Stored items
>> START

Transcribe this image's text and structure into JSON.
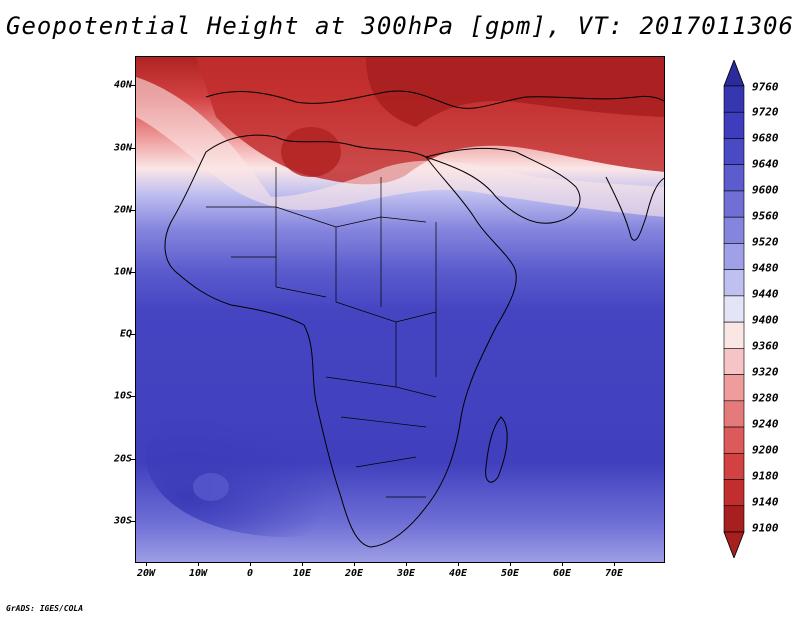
{
  "title": "Geopotential Height at 300hPa [gpm], VT: 2017011306",
  "credit": "GrADS: IGES/COLA",
  "map": {
    "lat_labels": [
      "40N",
      "30N",
      "20N",
      "10N",
      "EQ",
      "10S",
      "20S",
      "30S"
    ],
    "lon_labels": [
      "20W",
      "10W",
      "0",
      "10E",
      "20E",
      "30E",
      "40E",
      "50E",
      "60E",
      "70E"
    ],
    "lat_range": [
      -37,
      45
    ],
    "lon_range": [
      -22,
      80
    ]
  },
  "colorbar": {
    "levels": [
      "9760",
      "9720",
      "9680",
      "9640",
      "9600",
      "9560",
      "9520",
      "9480",
      "9440",
      "9400",
      "9360",
      "9320",
      "9280",
      "9240",
      "9200",
      "9180",
      "9140",
      "9100"
    ],
    "colors": [
      "#2b2b9e",
      "#3636b0",
      "#3d3dbd",
      "#4a4ac4",
      "#5c5cce",
      "#6f6fd6",
      "#8585de",
      "#a0a0e6",
      "#bfbff0",
      "#e4e4f8",
      "#fbe6e6",
      "#f6c4c4",
      "#ef9c9c",
      "#e57a7a",
      "#dd5a5a",
      "#d24242",
      "#c22e2e",
      "#a81f1f"
    ]
  },
  "icons": [
    "colorbar-max-arrow-icon",
    "colorbar-min-arrow-icon"
  ]
}
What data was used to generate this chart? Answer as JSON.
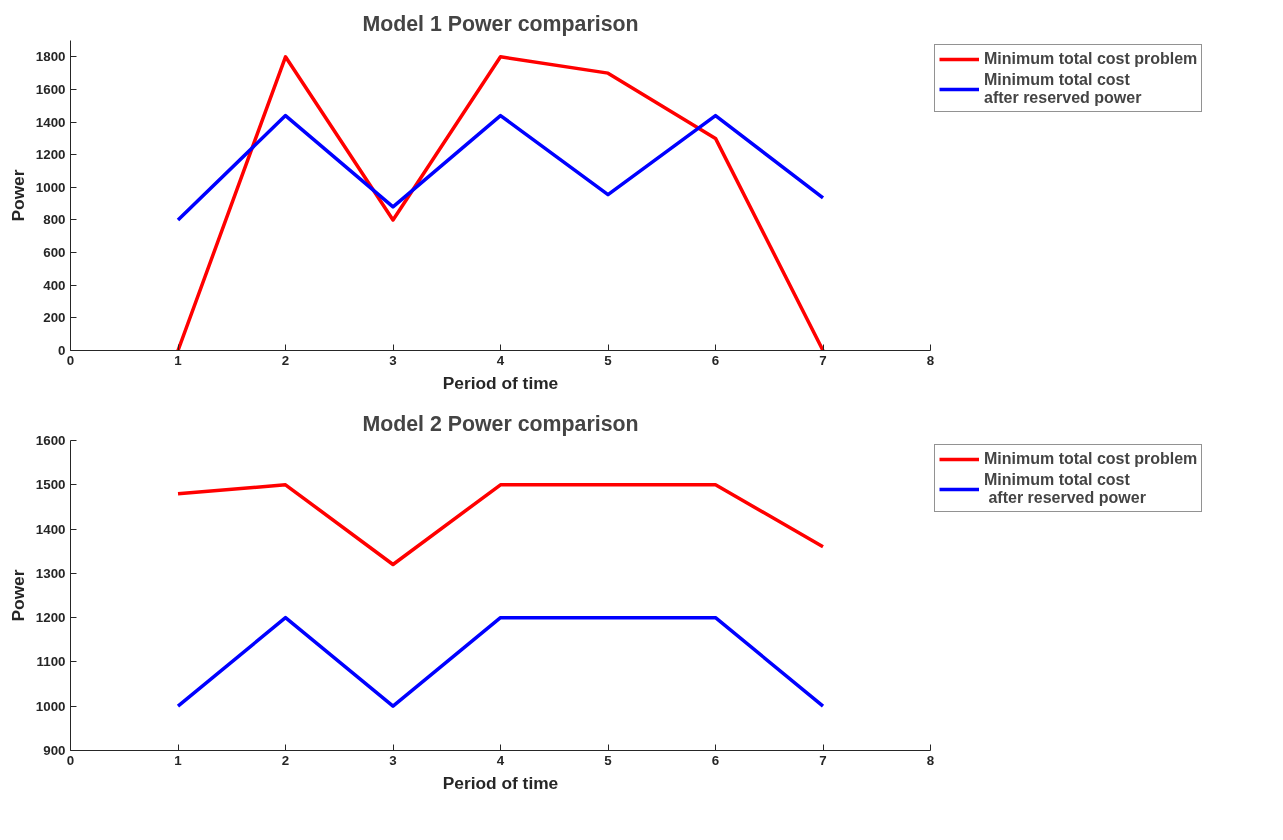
{
  "chart_data": [
    {
      "type": "line",
      "title": "Model 1 Power comparison",
      "xlabel": "Period of time",
      "ylabel": "Power",
      "x": [
        1,
        2,
        3,
        4,
        5,
        6,
        7
      ],
      "xlim": [
        0,
        8
      ],
      "xticks": [
        0,
        1,
        2,
        3,
        4,
        5,
        6,
        7,
        8
      ],
      "ylim": [
        0,
        1900
      ],
      "yticks": [
        0,
        200,
        400,
        600,
        800,
        1000,
        1200,
        1400,
        1600,
        1800
      ],
      "grid": false,
      "legend": "top right",
      "line_style": "solid",
      "series": [
        {
          "name": "Minimum total cost problem",
          "color": "#ff0000",
          "values": [
            0,
            1800,
            800,
            1800,
            1700,
            1300,
            0
          ]
        },
        {
          "name": "Minimum total cost\nafter reserved power",
          "color": "#0000ff",
          "values": [
            800,
            1440,
            880,
            1440,
            955,
            1440,
            935
          ]
        }
      ]
    },
    {
      "type": "line",
      "title": "Model 2 Power comparison",
      "xlabel": "Period of time",
      "ylabel": "Power",
      "x": [
        1,
        2,
        3,
        4,
        5,
        6,
        7
      ],
      "xlim": [
        0,
        8
      ],
      "xticks": [
        0,
        1,
        2,
        3,
        4,
        5,
        6,
        7,
        8
      ],
      "ylim": [
        900,
        1600
      ],
      "yticks": [
        900,
        1000,
        1100,
        1200,
        1300,
        1400,
        1500,
        1600
      ],
      "grid": false,
      "legend": "top right",
      "line_style": "solid",
      "series": [
        {
          "name": "Minimum total cost problem",
          "color": "#ff0000",
          "values": [
            1480,
            1500,
            1320,
            1500,
            1500,
            1500,
            1360
          ]
        },
        {
          "name": "Minimum total cost\n after reserved power",
          "color": "#0000ff",
          "values": [
            1000,
            1200,
            1000,
            1200,
            1200,
            1200,
            1000
          ]
        }
      ]
    }
  ]
}
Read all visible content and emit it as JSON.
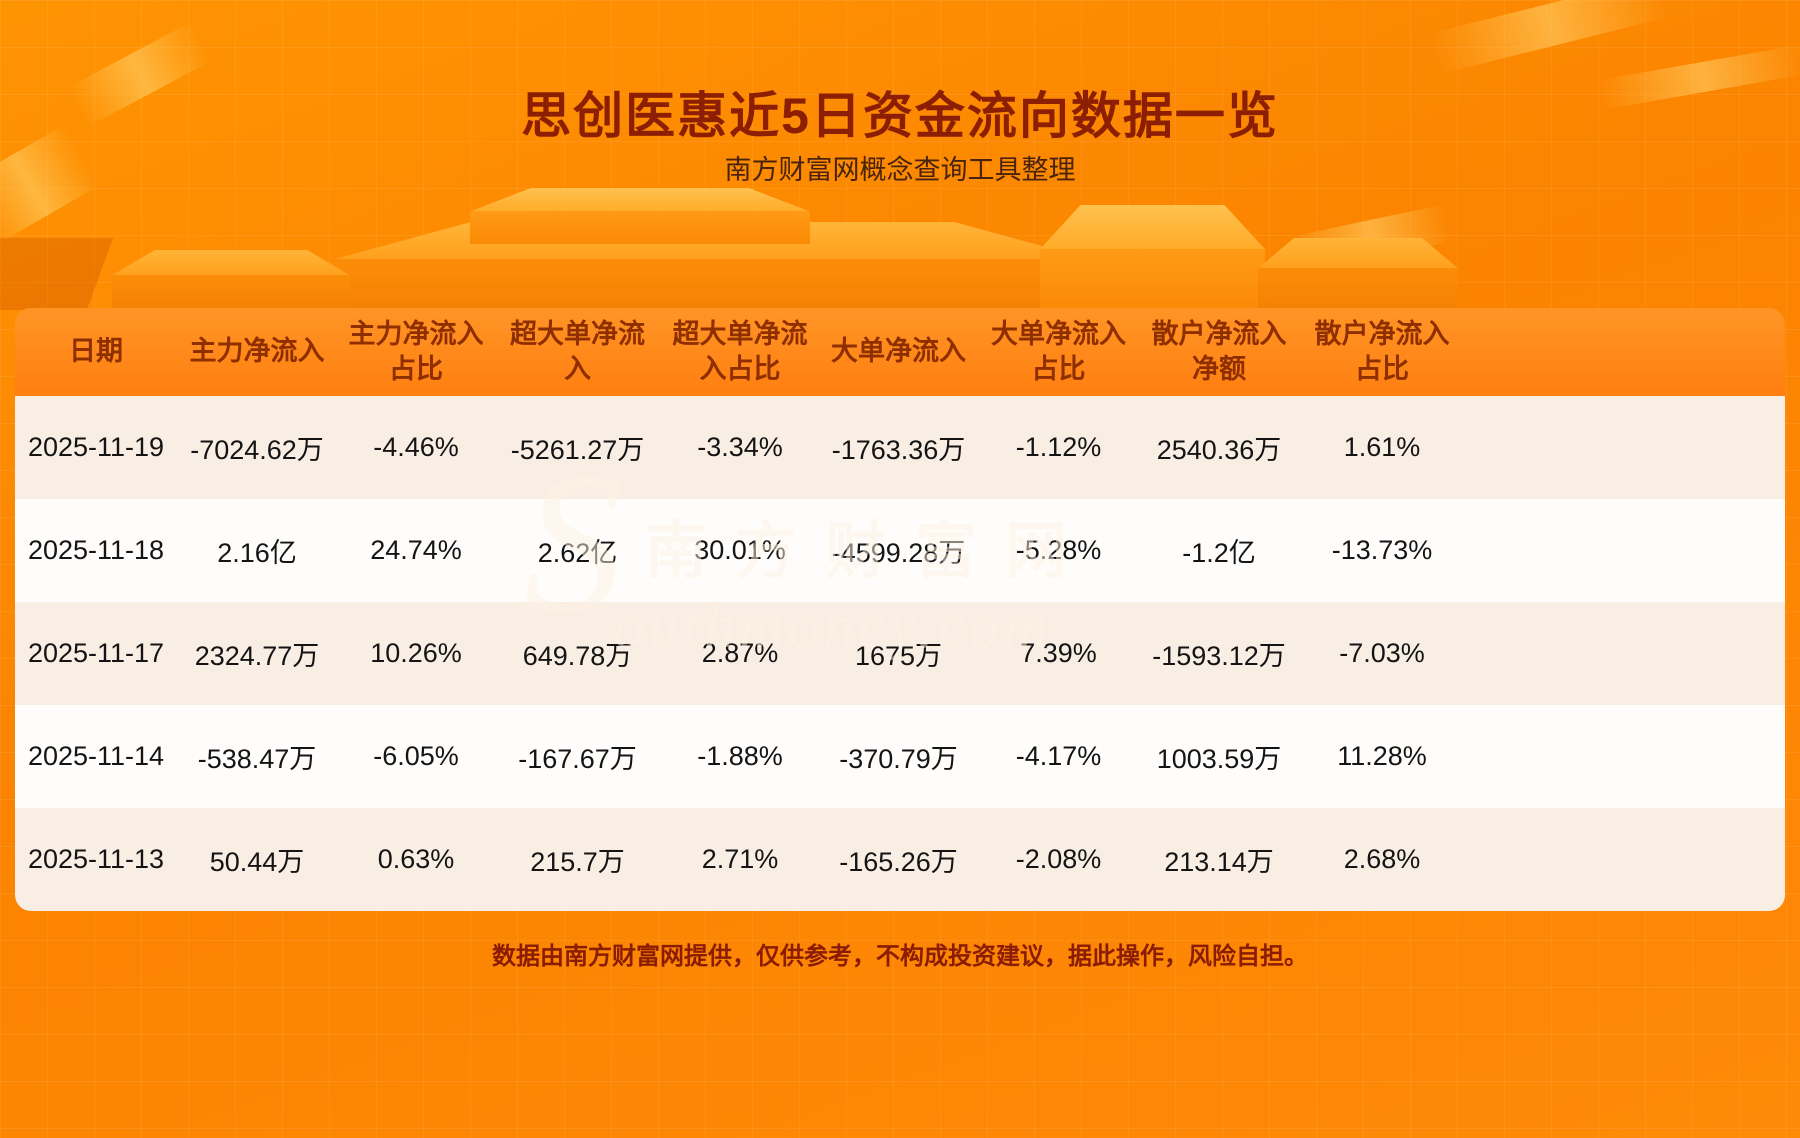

>> END

Required work:
Repeat verbatim all the material, but not the pictures.

Response to the exercise:
Transcribe this image's text and structure into JSON.
{
  "title": "Geopotential Height at 300hPa [gpm], VT: 2017011306",
  "credit": "GrADS: IGES/COLA",
  "map": {
    "lat_labels": [
      "40N",
      "30N",
      "20N",
      "10N",
      "EQ",
      "10S",
      "20S",
      "30S"
    ],
    "lon_labels": [
      "20W",
      "10W",
      "0",
      "10E",
      "20E",
      "30E",
      "40E",
      "50E",
      "60E",
      "70E"
    ],
    "lat_range": [
      -37,
      45
    ],
    "lon_range": [
      -22,
      80
    ]
  },
  "colorbar": {
    "levels": [
      "9760",
      "9720",
      "9680",
      "9640",
      "9600",
      "9560",
      "9520",
      "9480",
      "9440",
      "9400",
      "9360",
      "9320",
      "9280",
      "9240",
      "9200",
      "9180",
      "9140",
      "9100"
    ],
    "colors": [
      "#2b2b9e",
      "#3636b0",
      "#3d3dbd",
      "#4a4ac4",
      "#5c5cce",
      "#6f6fd6",
      "#8585de",
      "#a0a0e6",
      "#bfbff0",
      "#e4e4f8",
      "#fbe6e6",
      "#f6c4c4",
      "#ef9c9c",
      "#e57a7a",
      "#dd5a5a",
      "#d24242",
      "#c22e2e",
      "#a81f1f"
    ]
  },
  "icons": [
    "colorbar-max-arrow-icon",
    "colorbar-min-arrow-icon"
  ]
}
What data was used to generate this chart? Answer as JSON.
{
  "chart_data": [
    {
      "type": "line",
      "title": "Model 1 Power comparison",
      "xlabel": "Period of time",
      "ylabel": "Power",
      "x": [
        1,
        2,
        3,
        4,
        5,
        6,
        7
      ],
      "xlim": [
        0,
        8
      ],
      "xticks": [
        0,
        1,
        2,
        3,
        4,
        5,
        6,
        7,
        8
      ],
      "ylim": [
        0,
        1900
      ],
      "yticks": [
        0,
        200,
        400,
        600,
        800,
        1000,
        1200,
        1400,
        1600,
        1800
      ],
      "grid": false,
      "legend": "top right",
      "line_style": "solid",
      "series": [
        {
          "name": "Minimum total cost problem",
          "color": "#ff0000",
          "values": [
            0,
            1800,
            800,
            1800,
            1700,
            1300,
            0
          ]
        },
        {
          "name": "Minimum total cost\nafter reserved power",
          "color": "#0000ff",
          "values": [
            800,
            1440,
            880,
            1440,
            955,
            1440,
            935
          ]
        }
      ]
    },
    {
      "type": "line",
      "title": "Model 2 Power comparison",
      "xlabel": "Period of time",
      "ylabel": "Power",
      "x": [
        1,
        2,
        3,
        4,
        5,
        6,
        7
      ],
      "xlim": [
        0,
        8
      ],
      "xticks": [
        0,
        1,
        2,
        3,
        4,
        5,
        6,
        7,
        8
      ],
      "ylim": [
        900,
        1600
      ],
      "yticks": [
        900,
        1000,
        1100,
        1200,
        1300,
        1400,
        1500,
        1600
      ],
      "grid": false,
      "legend": "top right",
      "line_style": "solid",
      "series": [
        {
          "name": "Minimum total cost problem",
          "color": "#ff0000",
          "values": [
            1480,
            1500,
            1320,
            1500,
            1500,
            1500,
            1360
          ]
        },
        {
          "name": "Minimum total cost\n after reserved power",
          "color": "#0000ff",
          "values": [
            1000,
            1200,
            1000,
            1200,
            1200,
            1200,
            1000
          ]
        }
      ]
    }
  ]
}
Read all visible content and emit it as JSON.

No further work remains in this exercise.